▶ **CHALLENGE**:
Repeat the entries that follow verbatim, without any of their pictures.

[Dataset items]
════════════════
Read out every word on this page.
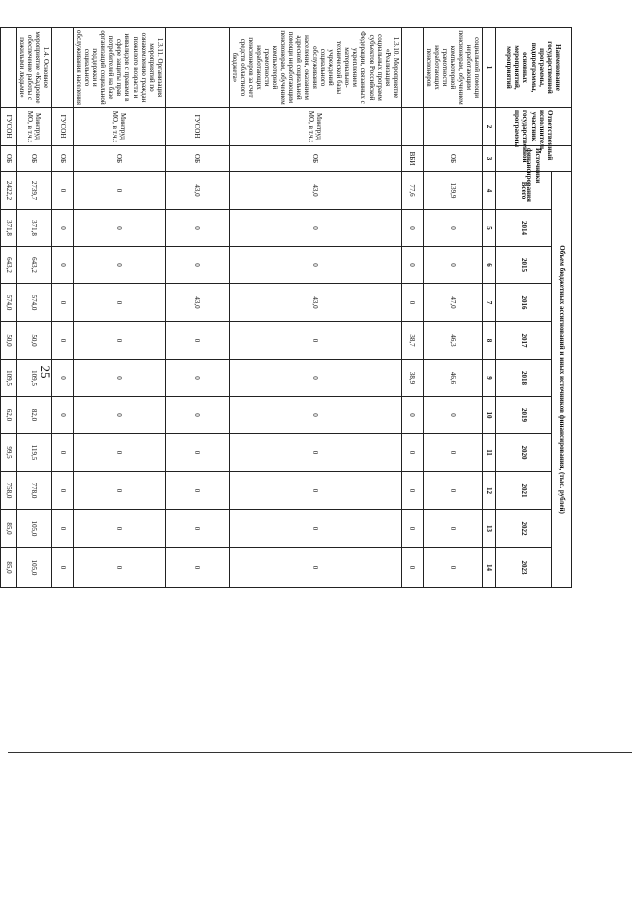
25
Наименование государственной программы, подпрограммы, основных мероприятий, мероприятий	Ответственный исполнитель, участник государственной программы	Источники финансирования	Объем бюджетных ассигнований и иных источников финансирования, (тыс. рублей)										
			Всего	2014	2015	2016	2017	2018	2019	2020	2021	2022	2023
1	2	3	4	5	6	7	8	9	10	11	12	13	14
социальной помощи неработающим пенсионерам, обучением компьютерной грамотности неработающих пенсионеров		ОБ	139,9	0	0	47,0	46,3	46,6	0	0	0	0	0
		ВБИ	77,6	0	0	0	38,7	38,9	0	0	0	0	0
1.3.10. Мероприятие «Реализация социальных программ субъектов Российской Федерации, связанных с укреплением материально-технической базы учреждений социального обслуживания населения, оказанием адресной социальной помощи неработающим пенсионерам, обучением компьютерной грамотности неработающих пенсионеров за счет средств областного бюджета»	Минтруд МО, в т.ч.:	ОБ	43,0	0	0	43,0	0	0	0	0	0	0	0
	ГУСОН	ОБ	43,0	0	0	43,0	0	0	0	0	0	0	0
1.3.11. Организация мероприятий по ознакомлению граждан пожилого возраста и инвалидов с правами в сфере защиты прав потребителей на базе организаций социальной поддержки и социального обслуживания населения	Минтруд МО, в т.ч.:	ОБ	0	0	0	0	0	0	0	0	0	0	0
	ГУСОН	ОБ	0	0	0	0	0	0	0	0	0	0	0
1.4. Основное мероприятие «Кадровое обеспечение работы с пожилыми людьми»	Минтруд МО, в т.ч.:	ОБ	2739,7	371,8	643,2	574,0	50,0	109,5	82,0	119,5	778,0	105,0	105,0
	ГУСОН	ОБ	2422,2	371,8	643,2	574,0	50,0	109,5	62,0	99,5	758,0	85,0	85,0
════════════════
▶ **RESULT FOR THIS TASK**:
Read out every word on this page.
25
Наименование государственной программы, подпрограммы, основных мероприятий, мероприятий	Ответственный исполнитель, участник государственной программы	Источники финансирования	Объем бюджетных ассигнований и иных источников финансирования, (тыс. рублей)										
			Всего	2014	2015	2016	2017	2018	2019	2020	2021	2022	2023
1	2	3	4	5	6	7	8	9	10	11	12	13	14
социальной помощи неработающим пенсионерам, обучением компьютерной грамотности неработающих пенсионеров		ОБ	139,9	0	0	47,0	46,3	46,6	0	0	0	0	0
		ВБИ	77,6	0	0	0	38,7	38,9	0	0	0	0	0
1.3.10. Мероприятие «Реализация социальных программ субъектов Российской Федерации, связанных с укреплением материально-технической базы учреждений социального обслуживания населения, оказанием адресной социальной помощи неработающим пенсионерам, обучением компьютерной грамотности неработающих пенсионеров за счет средств областного бюджета»	Минтруд МО, в т.ч.:	ОБ	43,0	0	0	43,0	0	0	0	0	0	0	0
	ГУСОН	ОБ	43,0	0	0	43,0	0	0	0	0	0	0	0
1.3.11. Организация мероприятий по ознакомлению граждан пожилого возраста и инвалидов с правами в сфере защиты прав потребителей на базе организаций социальной поддержки и социального обслуживания населения	Минтруд МО, в т.ч.:	ОБ	0	0	0	0	0	0	0	0	0	0	0
	ГУСОН	ОБ	0	0	0	0	0	0	0	0	0	0	0
1.4. Основное мероприятие «Кадровое обеспечение работы с пожилыми людьми»	Минтруд МО, в т.ч.:	ОБ	2739,7	371,8	643,2	574,0	50,0	109,5	82,0	119,5	778,0	105,0	105,0
	ГУСОН	ОБ	2422,2	371,8	643,2	574,0	50,0	109,5	62,0	99,5	758,0	85,0	85,0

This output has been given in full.